▶ _To do_
Determine how many lines in these records hold "βήματα". Only the number is wanted.

[start of Given data]

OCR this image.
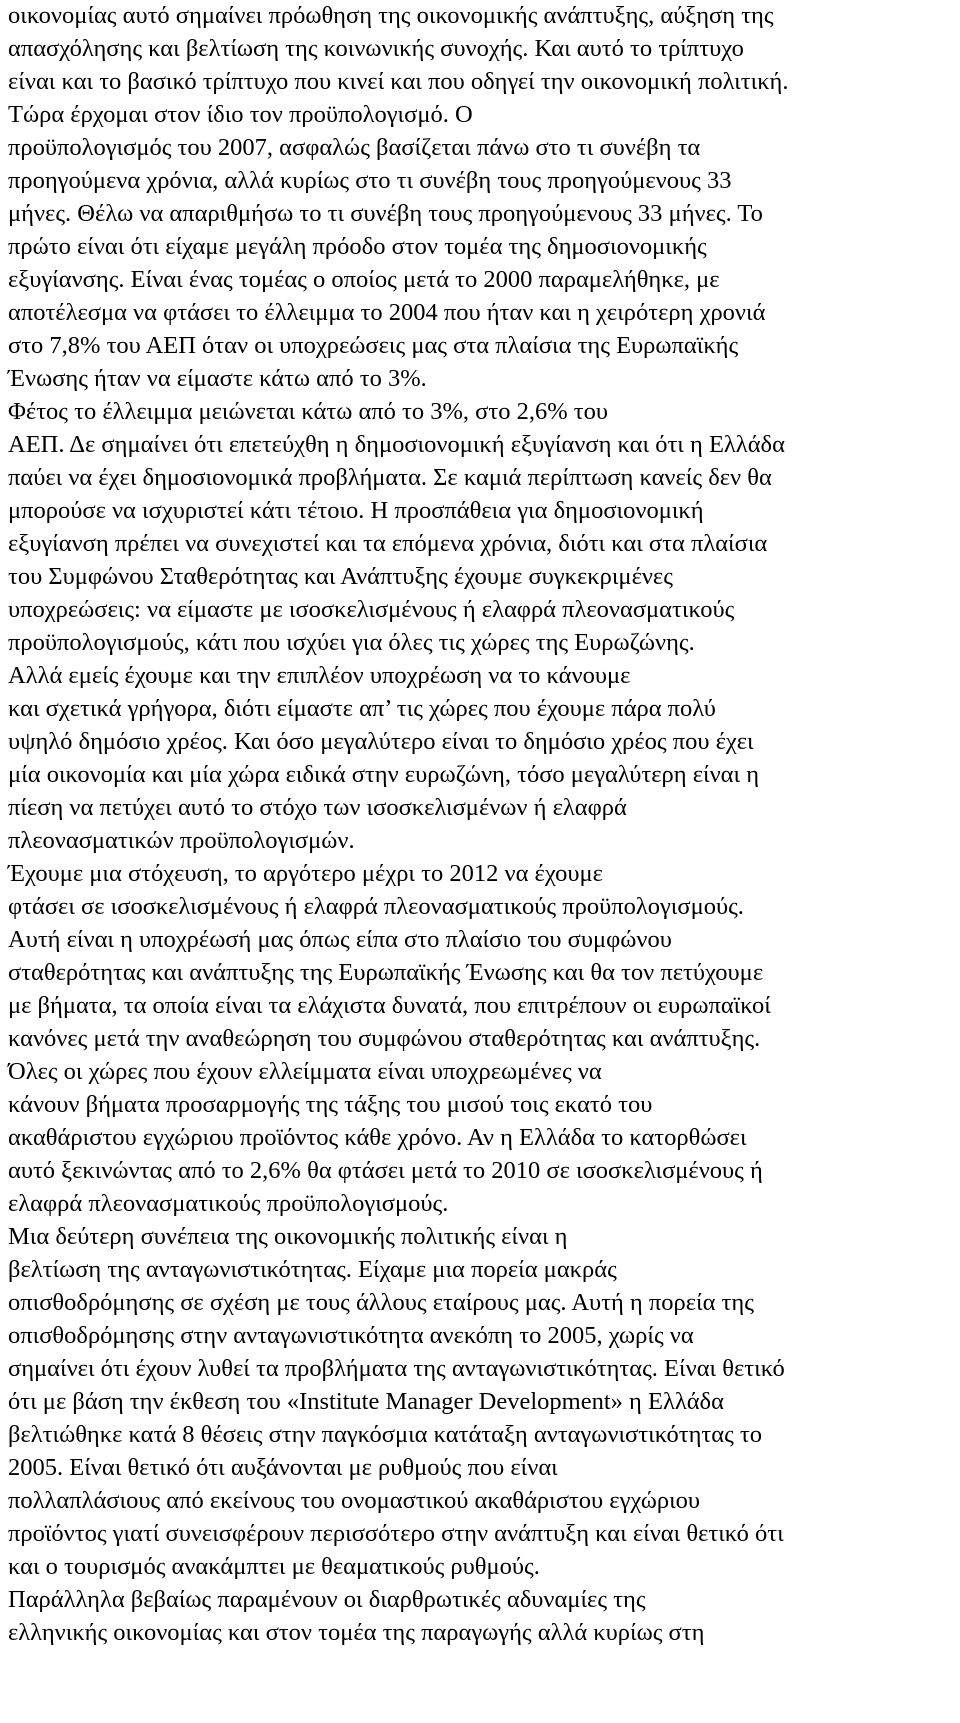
οικονομίας αυτό σημαίνει πρόωθηση της οικονομικής ανάπτυξης, αύξηση της

απασχόλησης και βελτίωση της κοινωνικής συνοχής. Και αυτό το τρίπτυχο

είναι και το βασικό τρίπτυχο που κινεί και που οδηγεί την οικονομική πολιτική.

Τώρα έρχομαι στον ίδιο τον προϋπολογισμό. Ο

προϋπολογισμός του 2007, ασφαλώς βασίζεται πάνω στο τι συνέβη τα

προηγούμενα χρόνια, αλλά κυρίως στο τι συνέβη τους προηγούμενους 33

μήνες. Θέλω να απαριθμήσω το τι συνέβη τους προηγούμενους 33 μήνες. Το

πρώτο είναι ότι είχαμε μεγάλη πρόοδο στον τομέα της δημοσιονομικής

εξυγίανσης. Είναι ένας τομέας ο οποίος μετά το 2000 παραμελήθηκε, με

αποτέλεσμα να φτάσει το έλλειμμα το 2004 που ήταν και η χειρότερη χρονιά

στο 7,8% του ΑΕΠ όταν οι υποχρεώσεις μας στα πλαίσια της Ευρωπαϊκής

Ένωσης ήταν να είμαστε κάτω από το 3%.

Φέτος το έλλειμμα μειώνεται κάτω από το 3%, στο 2,6% του

ΑΕΠ. Δε σημαίνει ότι επετεύχθη η δημοσιονομική εξυγίανση και ότι η Ελλάδα

παύει να έχει δημοσιονομικά προβλήματα. Σε καμιά περίπτωση κανείς δεν θα

μπορούσε να ισχυριστεί κάτι τέτοιο. Η προσπάθεια για δημοσιονομική

εξυγίανση πρέπει να συνεχιστεί και τα επόμενα χρόνια, διότι και στα πλαίσια

του Συμφώνου Σταθερότητας και Ανάπτυξης έχουμε συγκεκριμένες

υποχρεώσεις: να είμαστε με ισοσκελισμένους ή ελαφρά πλεονασματικούς

προϋπολογισμούς, κάτι που ισχύει για όλες τις χώρες της Ευρωζώνης.

Αλλά εμείς έχουμε και την επιπλέον υποχρέωση να το κάνουμε

και σχετικά γρήγορα, διότι είμαστε απ’ τις χώρες που έχουμε πάρα πολύ

υψηλό δημόσιο χρέος. Και όσο μεγαλύτερο είναι το δημόσιο χρέος που έχει

μία οικονομία και μία χώρα ειδικά στην ευρωζώνη, τόσο μεγαλύτερη είναι η

πίεση να πετύχει αυτό το στόχο των ισοσκελισμένων ή ελαφρά

πλεονασματικών προϋπολογισμών.

Έχουμε μια στόχευση, το αργότερο μέχρι το 2012 να έχουμε

φτάσει σε ισοσκελισμένους ή ελαφρά πλεονασματικούς προϋπολογισμούς.

Αυτή είναι η υποχρέωσή μας όπως είπα στο πλαίσιο του συμφώνου

σταθερότητας και ανάπτυξης της Ευρωπαϊκής Ένωσης και θα τον πετύχουμε

με βήματα, τα οποία είναι τα ελάχιστα δυνατά, που επιτρέπουν οι ευρωπαϊκοί

κανόνες μετά την αναθεώρηση του συμφώνου σταθερότητας και ανάπτυξης.

Όλες οι χώρες που έχουν ελλείμματα είναι υποχρεωμένες να

κάνουν βήματα προσαρμογής της τάξης του μισού τοις εκατό του

ακαθάριστου εγχώριου προϊόντος κάθε χρόνο. Αν η Ελλάδα το κατορθώσει

αυτό ξεκινώντας από το 2,6% θα φτάσει μετά το 2010 σε ισοσκελισμένους ή

ελαφρά πλεονασματικούς προϋπολογισμούς.

Μια δεύτερη συνέπεια της οικονομικής πολιτικής είναι η

βελτίωση της ανταγωνιστικότητας. Είχαμε μια πορεία μακράς

οπισθοδρόμησης σε σχέση με τους άλλους εταίρους μας. Αυτή η πορεία της

οπισθοδρόμησης στην ανταγωνιστικότητα ανεκόπη το 2005, χωρίς να

σημαίνει ότι έχουν λυθεί τα προβλήματα της ανταγωνιστικότητας. Είναι θετικό

ότι με βάση την έκθεση του «Institute Manager Development» η Ελλάδα

βελτιώθηκε κατά 8 θέσεις στην παγκόσμια κατάταξη ανταγωνιστικότητας το

2005. Είναι θετικό ότι αυξάνονται με ρυθμούς που είναι

πολλαπλάσιους από εκείνους του ονομαστικού ακαθάριστου εγχώριου

προϊόντος γιατί συνεισφέρουν περισσότερο στην ανάπτυξη και είναι θετικό ότι

και ο τουρισμός ανακάμπτει με θεαματικούς ρυθμούς.

Παράλληλα βεβαίως παραμένουν οι διαρθρωτικές αδυναμίες της

ελληνικής οικονομίας και στον τομέα της παραγωγής αλλά κυρίως στη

[end of Given data]

▶ _Written solution_
2